Repeat all the records exactly, omitting pictures.
[Begin Entries shown]
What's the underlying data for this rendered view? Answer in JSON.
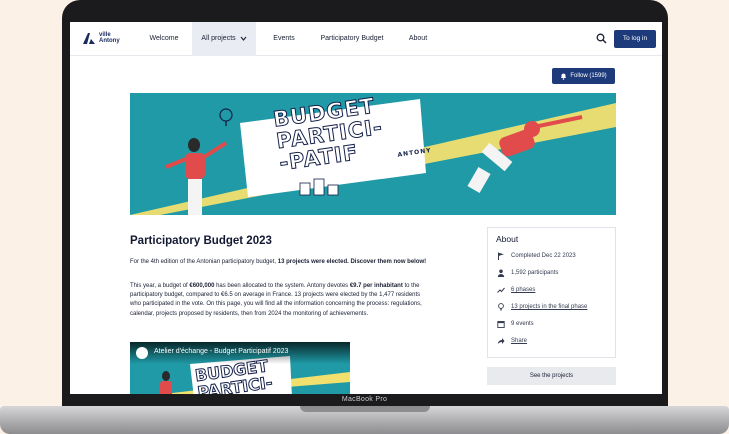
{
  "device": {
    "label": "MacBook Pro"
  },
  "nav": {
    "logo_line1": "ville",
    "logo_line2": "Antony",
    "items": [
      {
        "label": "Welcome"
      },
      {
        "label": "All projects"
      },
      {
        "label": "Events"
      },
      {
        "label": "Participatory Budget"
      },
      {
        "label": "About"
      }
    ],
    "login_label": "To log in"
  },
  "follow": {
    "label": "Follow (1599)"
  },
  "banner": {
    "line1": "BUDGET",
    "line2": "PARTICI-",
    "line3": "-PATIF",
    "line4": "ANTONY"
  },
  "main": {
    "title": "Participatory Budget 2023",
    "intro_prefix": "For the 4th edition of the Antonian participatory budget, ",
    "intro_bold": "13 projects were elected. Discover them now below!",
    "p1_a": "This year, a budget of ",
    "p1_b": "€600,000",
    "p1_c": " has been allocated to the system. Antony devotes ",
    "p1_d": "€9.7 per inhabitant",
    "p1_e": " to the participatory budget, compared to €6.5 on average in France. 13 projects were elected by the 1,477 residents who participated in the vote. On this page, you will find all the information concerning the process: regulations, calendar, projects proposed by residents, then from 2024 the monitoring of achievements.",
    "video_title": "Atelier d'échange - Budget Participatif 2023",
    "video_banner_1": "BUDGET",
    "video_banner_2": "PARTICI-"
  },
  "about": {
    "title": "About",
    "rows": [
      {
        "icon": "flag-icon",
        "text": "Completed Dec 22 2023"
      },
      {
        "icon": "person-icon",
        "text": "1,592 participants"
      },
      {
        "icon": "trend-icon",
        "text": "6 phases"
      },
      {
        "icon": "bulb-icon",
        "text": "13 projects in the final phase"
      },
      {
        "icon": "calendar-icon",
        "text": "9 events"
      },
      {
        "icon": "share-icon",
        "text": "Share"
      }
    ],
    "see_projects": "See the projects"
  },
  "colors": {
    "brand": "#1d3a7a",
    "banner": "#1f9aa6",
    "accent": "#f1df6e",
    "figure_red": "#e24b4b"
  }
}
[End Entries shown]
§ Complete output
What's the underlying data for this rendered view? Answer in JSON.
{
  "device": {
    "label": "MacBook Pro"
  },
  "nav": {
    "logo_line1": "ville",
    "logo_line2": "Antony",
    "items": [
      {
        "label": "Welcome"
      },
      {
        "label": "All projects"
      },
      {
        "label": "Events"
      },
      {
        "label": "Participatory Budget"
      },
      {
        "label": "About"
      }
    ],
    "login_label": "To log in"
  },
  "follow": {
    "label": "Follow (1599)"
  },
  "banner": {
    "line1": "BUDGET",
    "line2": "PARTICI-",
    "line3": "-PATIF",
    "line4": "ANTONY"
  },
  "main": {
    "title": "Participatory Budget 2023",
    "intro_prefix": "For the 4th edition of the Antonian participatory budget, ",
    "intro_bold": "13 projects were elected. Discover them now below!",
    "p1_a": "This year, a budget of ",
    "p1_b": "€600,000",
    "p1_c": " has been allocated to the system. Antony devotes ",
    "p1_d": "€9.7 per inhabitant",
    "p1_e": " to the participatory budget, compared to €6.5 on average in France. 13 projects were elected by the 1,477 residents who participated in the vote. On this page, you will find all the information concerning the process: regulations, calendar, projects proposed by residents, then from 2024 the monitoring of achievements.",
    "video_title": "Atelier d'échange - Budget Participatif 2023",
    "video_banner_1": "BUDGET",
    "video_banner_2": "PARTICI-"
  },
  "about": {
    "title": "About",
    "rows": [
      {
        "icon": "flag-icon",
        "text": "Completed Dec 22 2023"
      },
      {
        "icon": "person-icon",
        "text": "1,592 participants"
      },
      {
        "icon": "trend-icon",
        "text": "6 phases"
      },
      {
        "icon": "bulb-icon",
        "text": "13 projects in the final phase"
      },
      {
        "icon": "calendar-icon",
        "text": "9 events"
      },
      {
        "icon": "share-icon",
        "text": "Share"
      }
    ],
    "see_projects": "See the projects"
  },
  "colors": {
    "brand": "#1d3a7a",
    "banner": "#1f9aa6",
    "accent": "#f1df6e",
    "figure_red": "#e24b4b"
  }
}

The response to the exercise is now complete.